#### RECORDS TO PROCESS

_ _ _ _ _ _ _

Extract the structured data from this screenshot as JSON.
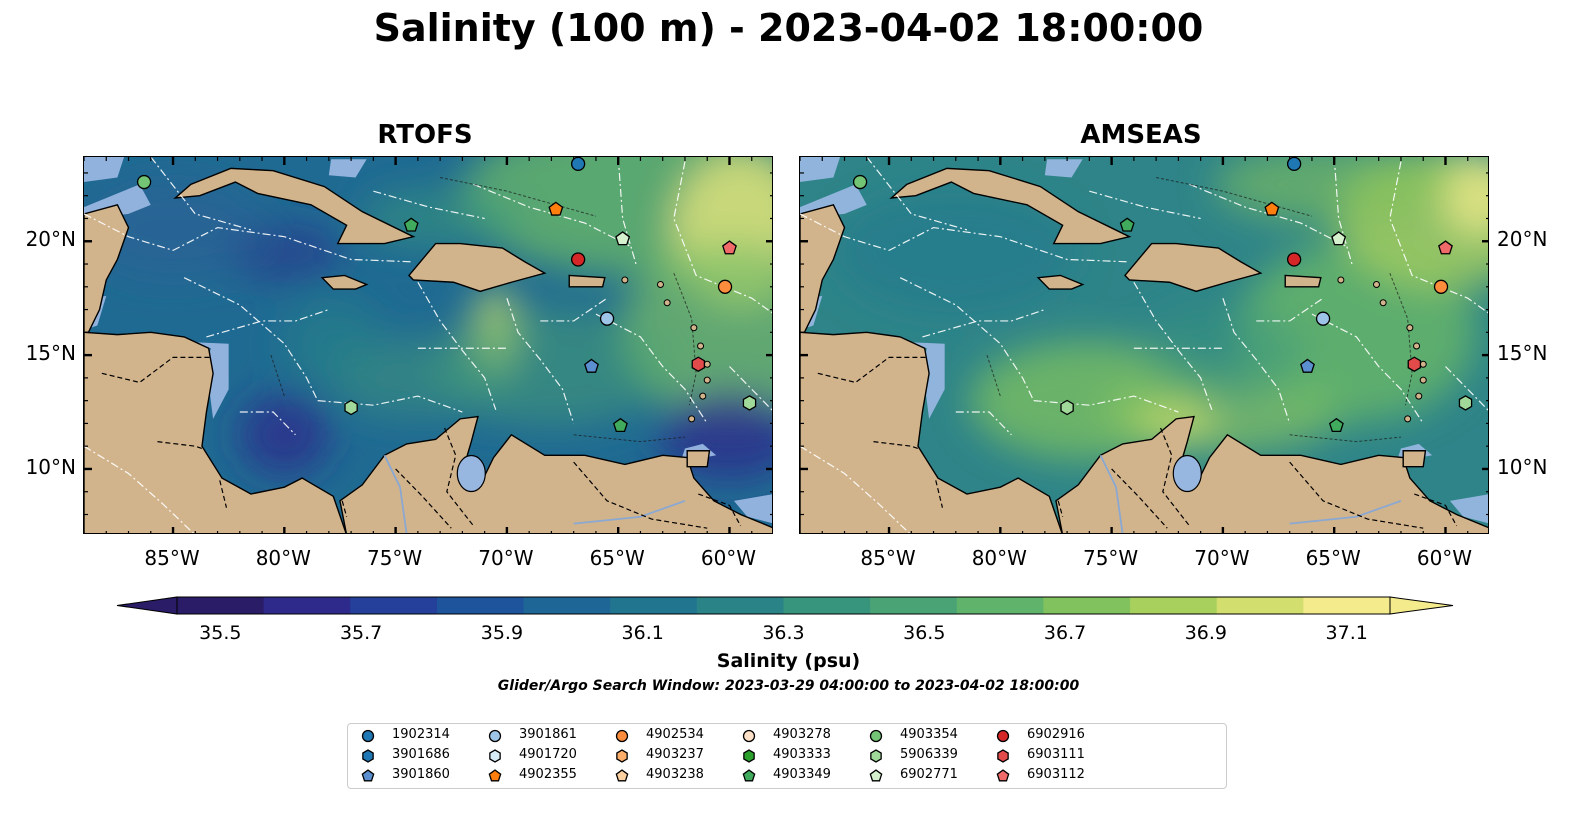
{
  "title": "Salinity (100 m) - 2023-04-02 18:00:00",
  "panels": [
    {
      "title": "RTOFS"
    },
    {
      "title": "AMSEAS"
    }
  ],
  "lon_ticks": [
    "85°W",
    "80°W",
    "75°W",
    "70°W",
    "65°W",
    "60°W"
  ],
  "lat_ticks": [
    "20°N",
    "15°N",
    "10°N"
  ],
  "colorbar": {
    "label": "Salinity (psu)",
    "ticks": [
      "35.5",
      "35.7",
      "35.9",
      "36.1",
      "36.3",
      "36.5",
      "36.7",
      "36.9",
      "37.1"
    ],
    "colors": [
      "#2a1c66",
      "#2d2a8c",
      "#24409a",
      "#1d549c",
      "#1e6696",
      "#22758f",
      "#2a8487",
      "#37947d",
      "#4aa374",
      "#5fb36b",
      "#82c25e",
      "#a8d05c",
      "#d2de6e",
      "#f3eb8c"
    ]
  },
  "search_window": "Glider/Argo Search Window: 2023-03-29 04:00:00 to 2023-04-02 18:00:00",
  "legend": [
    {
      "id": "1902314",
      "color": "#1f77b4",
      "shape": "circle"
    },
    {
      "id": "3901686",
      "color": "#1f77b4",
      "shape": "hexagon"
    },
    {
      "id": "3901860",
      "color": "#5b8fd0",
      "shape": "pentagon"
    },
    {
      "id": "3901861",
      "color": "#9ec5e8",
      "shape": "circle"
    },
    {
      "id": "4901720",
      "color": "#d8ecf8",
      "shape": "hexagon"
    },
    {
      "id": "4902355",
      "color": "#ff7f0e",
      "shape": "pentagon"
    },
    {
      "id": "4902534",
      "color": "#fd8d3c",
      "shape": "circle"
    },
    {
      "id": "4903237",
      "color": "#fdae6b",
      "shape": "hexagon"
    },
    {
      "id": "4903238",
      "color": "#fdd0a2",
      "shape": "pentagon"
    },
    {
      "id": "4903278",
      "color": "#fde0c8",
      "shape": "circle"
    },
    {
      "id": "4903333",
      "color": "#2ca02c",
      "shape": "hexagon"
    },
    {
      "id": "4903349",
      "color": "#41ab5d",
      "shape": "pentagon"
    },
    {
      "id": "4903354",
      "color": "#74c476",
      "shape": "circle"
    },
    {
      "id": "5906339",
      "color": "#a1d99b",
      "shape": "hexagon"
    },
    {
      "id": "6902771",
      "color": "#d4f0cc",
      "shape": "pentagon"
    },
    {
      "id": "6902916",
      "color": "#d62728",
      "shape": "circle"
    },
    {
      "id": "6903111",
      "color": "#e34a4a",
      "shape": "hexagon"
    },
    {
      "id": "6903112",
      "color": "#f06a6a",
      "shape": "pentagon"
    }
  ],
  "markers": [
    {
      "id": "1902314",
      "lon": -66.8,
      "lat": 23.4
    },
    {
      "id": "4903354",
      "lon": -86.3,
      "lat": 22.6
    },
    {
      "id": "4903349",
      "lon": -74.3,
      "lat": 20.7
    },
    {
      "id": "4902355",
      "lon": -67.8,
      "lat": 21.4
    },
    {
      "id": "6902771",
      "lon": -64.8,
      "lat": 20.1
    },
    {
      "id": "6903112",
      "lon": -60.0,
      "lat": 19.7
    },
    {
      "id": "6902916",
      "lon": -66.8,
      "lat": 19.2
    },
    {
      "id": "4902534",
      "lon": -60.2,
      "lat": 18.0
    },
    {
      "id": "3901861",
      "lon": -65.5,
      "lat": 16.6
    },
    {
      "id": "6903111",
      "lon": -61.4,
      "lat": 14.6
    },
    {
      "id": "3901860",
      "lon": -66.2,
      "lat": 14.5
    },
    {
      "id": "5906339",
      "lon": -77.0,
      "lat": 12.7
    },
    {
      "id": "4903349",
      "lon": -64.9,
      "lat": 11.9
    },
    {
      "id": "5906339",
      "lon": -59.1,
      "lat": 12.9
    }
  ]
}
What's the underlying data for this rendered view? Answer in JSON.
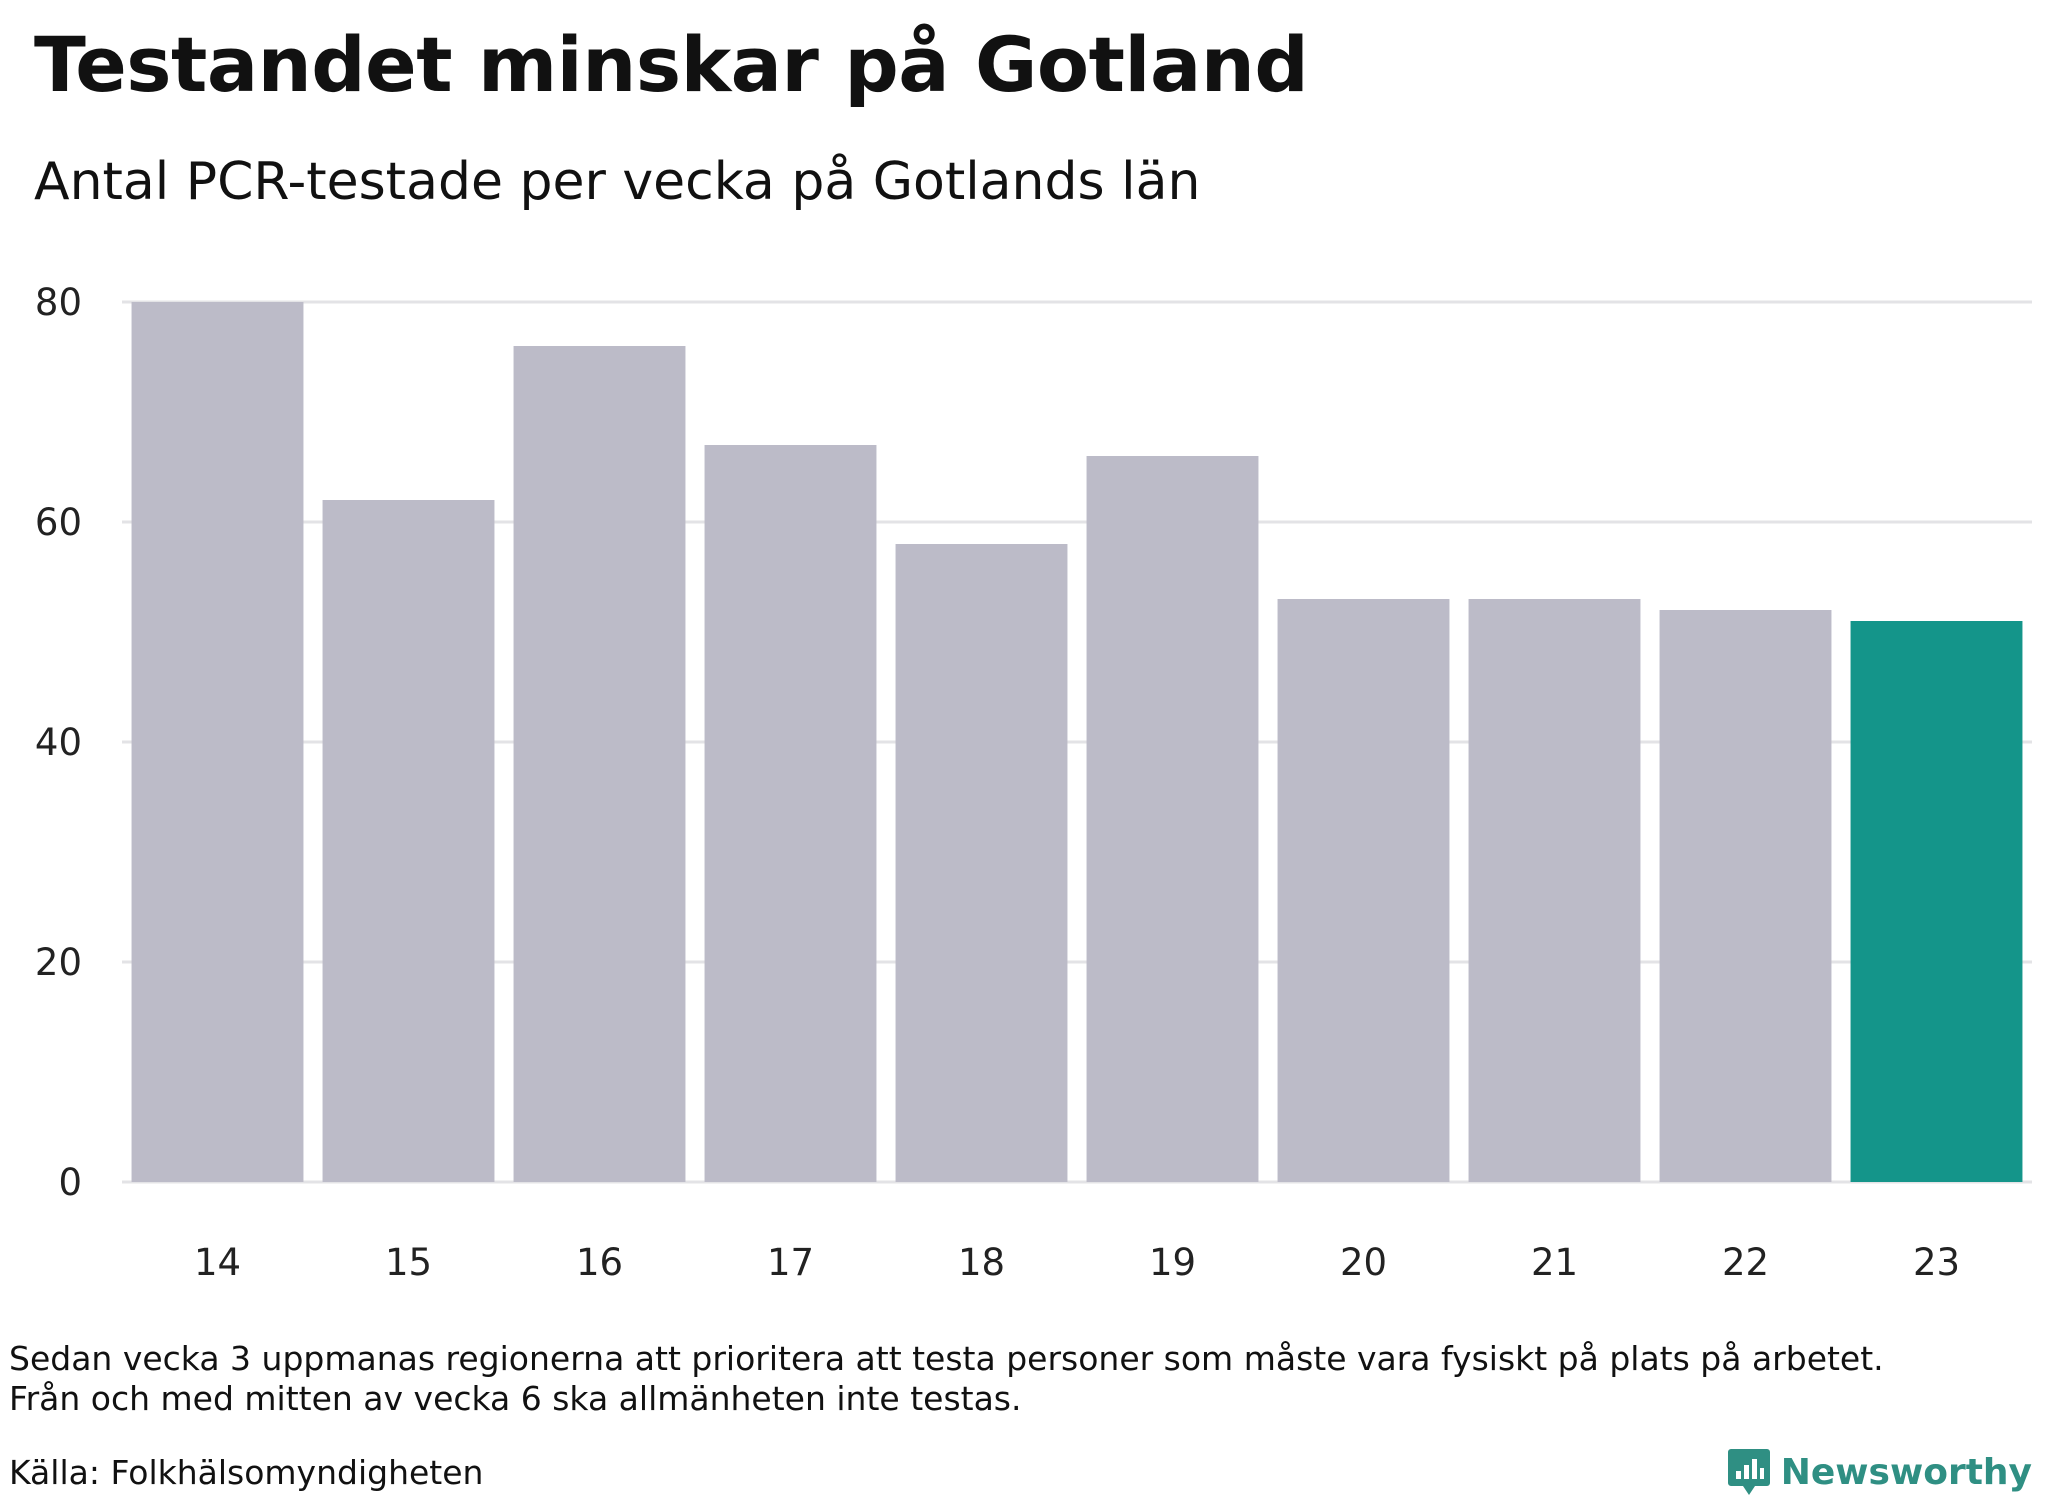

_ _ _ _ _ _ _

#### CHALLENGE
Transcribe all entries above exactly. Drop the pictures.

#### EXPECTED ANSWER
Extract the structured data from this screenshot as JSON.
{
  "title": "Salinity (100 m) - 2023-04-02 18:00:00",
  "panels": [
    {
      "title": "RTOFS"
    },
    {
      "title": "AMSEAS"
    }
  ],
  "lon_ticks": [
    "85°W",
    "80°W",
    "75°W",
    "70°W",
    "65°W",
    "60°W"
  ],
  "lat_ticks": [
    "20°N",
    "15°N",
    "10°N"
  ],
  "colorbar": {
    "label": "Salinity (psu)",
    "ticks": [
      "35.5",
      "35.7",
      "35.9",
      "36.1",
      "36.3",
      "36.5",
      "36.7",
      "36.9",
      "37.1"
    ],
    "colors": [
      "#2a1c66",
      "#2d2a8c",
      "#24409a",
      "#1d549c",
      "#1e6696",
      "#22758f",
      "#2a8487",
      "#37947d",
      "#4aa374",
      "#5fb36b",
      "#82c25e",
      "#a8d05c",
      "#d2de6e",
      "#f3eb8c"
    ]
  },
  "search_window": "Glider/Argo Search Window: 2023-03-29 04:00:00 to 2023-04-02 18:00:00",
  "legend": [
    {
      "id": "1902314",
      "color": "#1f77b4",
      "shape": "circle"
    },
    {
      "id": "3901686",
      "color": "#1f77b4",
      "shape": "hexagon"
    },
    {
      "id": "3901860",
      "color": "#5b8fd0",
      "shape": "pentagon"
    },
    {
      "id": "3901861",
      "color": "#9ec5e8",
      "shape": "circle"
    },
    {
      "id": "4901720",
      "color": "#d8ecf8",
      "shape": "hexagon"
    },
    {
      "id": "4902355",
      "color": "#ff7f0e",
      "shape": "pentagon"
    },
    {
      "id": "4902534",
      "color": "#fd8d3c",
      "shape": "circle"
    },
    {
      "id": "4903237",
      "color": "#fdae6b",
      "shape": "hexagon"
    },
    {
      "id": "4903238",
      "color": "#fdd0a2",
      "shape": "pentagon"
    },
    {
      "id": "4903278",
      "color": "#fde0c8",
      "shape": "circle"
    },
    {
      "id": "4903333",
      "color": "#2ca02c",
      "shape": "hexagon"
    },
    {
      "id": "4903349",
      "color": "#41ab5d",
      "shape": "pentagon"
    },
    {
      "id": "4903354",
      "color": "#74c476",
      "shape": "circle"
    },
    {
      "id": "5906339",
      "color": "#a1d99b",
      "shape": "hexagon"
    },
    {
      "id": "6902771",
      "color": "#d4f0cc",
      "shape": "pentagon"
    },
    {
      "id": "6902916",
      "color": "#d62728",
      "shape": "circle"
    },
    {
      "id": "6903111",
      "color": "#e34a4a",
      "shape": "hexagon"
    },
    {
      "id": "6903112",
      "color": "#f06a6a",
      "shape": "pentagon"
    }
  ],
  "markers": [
    {
      "id": "1902314",
      "lon": -66.8,
      "lat": 23.4
    },
    {
      "id": "4903354",
      "lon": -86.3,
      "lat": 22.6
    },
    {
      "id": "4903349",
      "lon": -74.3,
      "lat": 20.7
    },
    {
      "id": "4902355",
      "lon": -67.8,
      "lat": 21.4
    },
    {
      "id": "6902771",
      "lon": -64.8,
      "lat": 20.1
    },
    {
      "id": "6903112",
      "lon": -60.0,
      "lat": 19.7
    },
    {
      "id": "6902916",
      "lon": -66.8,
      "lat": 19.2
    },
    {
      "id": "4902534",
      "lon": -60.2,
      "lat": 18.0
    },
    {
      "id": "3901861",
      "lon": -65.5,
      "lat": 16.6
    },
    {
      "id": "6903111",
      "lon": -61.4,
      "lat": 14.6
    },
    {
      "id": "3901860",
      "lon": -66.2,
      "lat": 14.5
    },
    {
      "id": "5906339",
      "lon": -77.0,
      "lat": 12.7
    },
    {
      "id": "4903349",
      "lon": -64.9,
      "lat": 11.9
    },
    {
      "id": "5906339",
      "lon": -59.1,
      "lat": 12.9
    }
  ]
}
What's the underlying data for this rendered view? Answer in JSON.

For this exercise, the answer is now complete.